Return each line that holds the word "ayat".

--- Data for this exercise ---

----

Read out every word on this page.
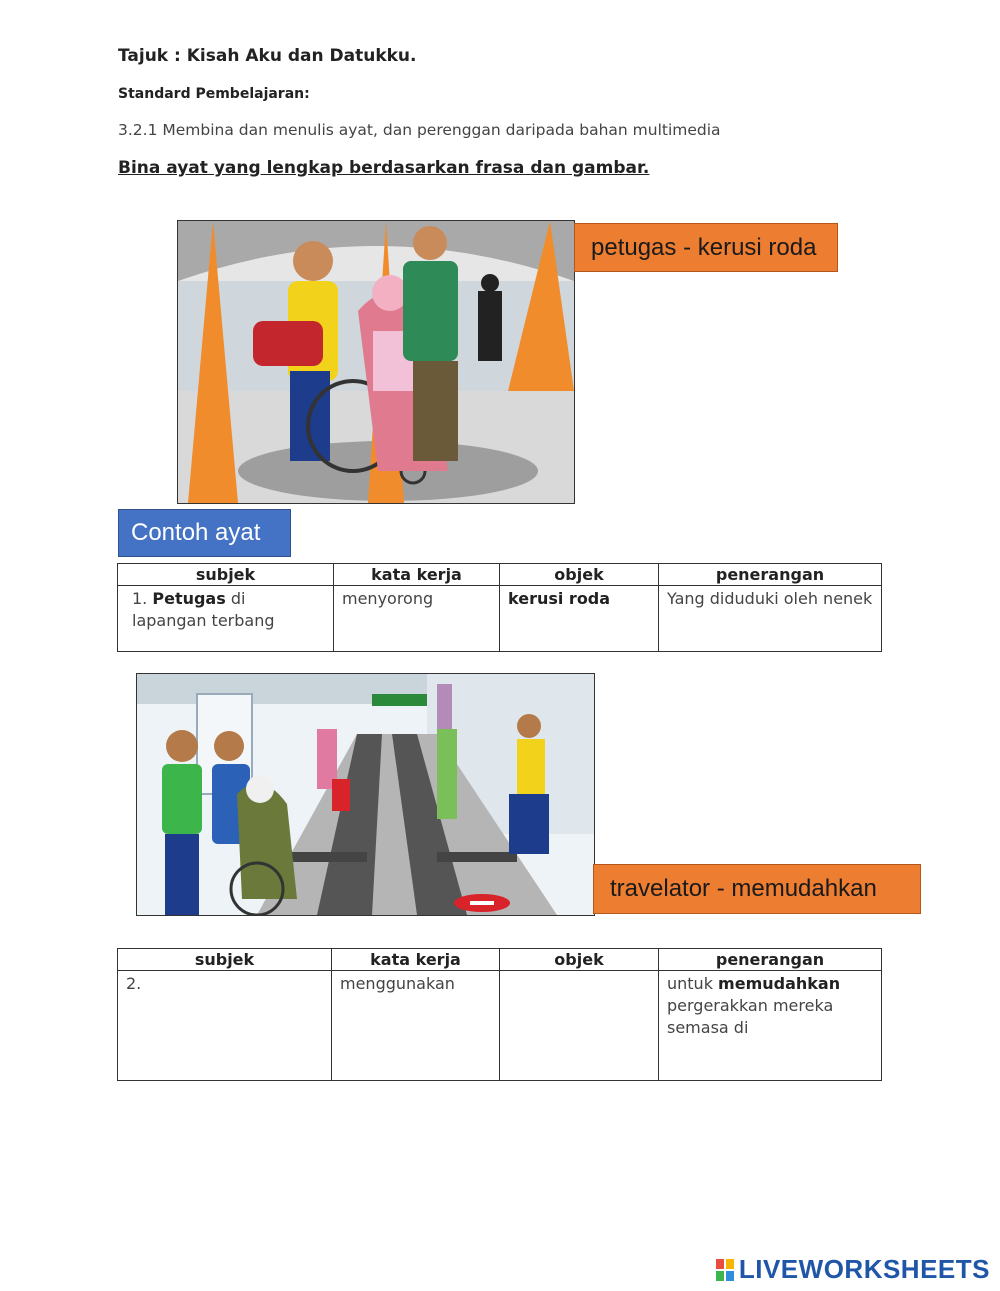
Tajuk : Kisah Aku dan Datukku.
Standard Pembelajaran:
3.2.1 Membina dan menulis ayat, dan perenggan daripada bahan multimedia
Bina ayat yang lengkap berdasarkan frasa dan gambar.
petugas - kerusi roda
Contoh ayat
subjek	kata kerja	objek	penerangan
1. Petugas di
lapangan terbang	menyorong	kerusi roda	Yang diduduki oleh nenek
travelator - memudahkan
subjek	kata kerja	objek	penerangan
2.	menggunakan		untuk memudahkan pergerakkan mereka semasa di
LIVEWORKSHEETS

----

--- Finished exercise ---
3.2.1 Membina dan menulis ayat, dan perenggan daripada bahan multimedia
Bina ayat yang lengkap berdasarkan frasa dan gambar.
Contoh ayat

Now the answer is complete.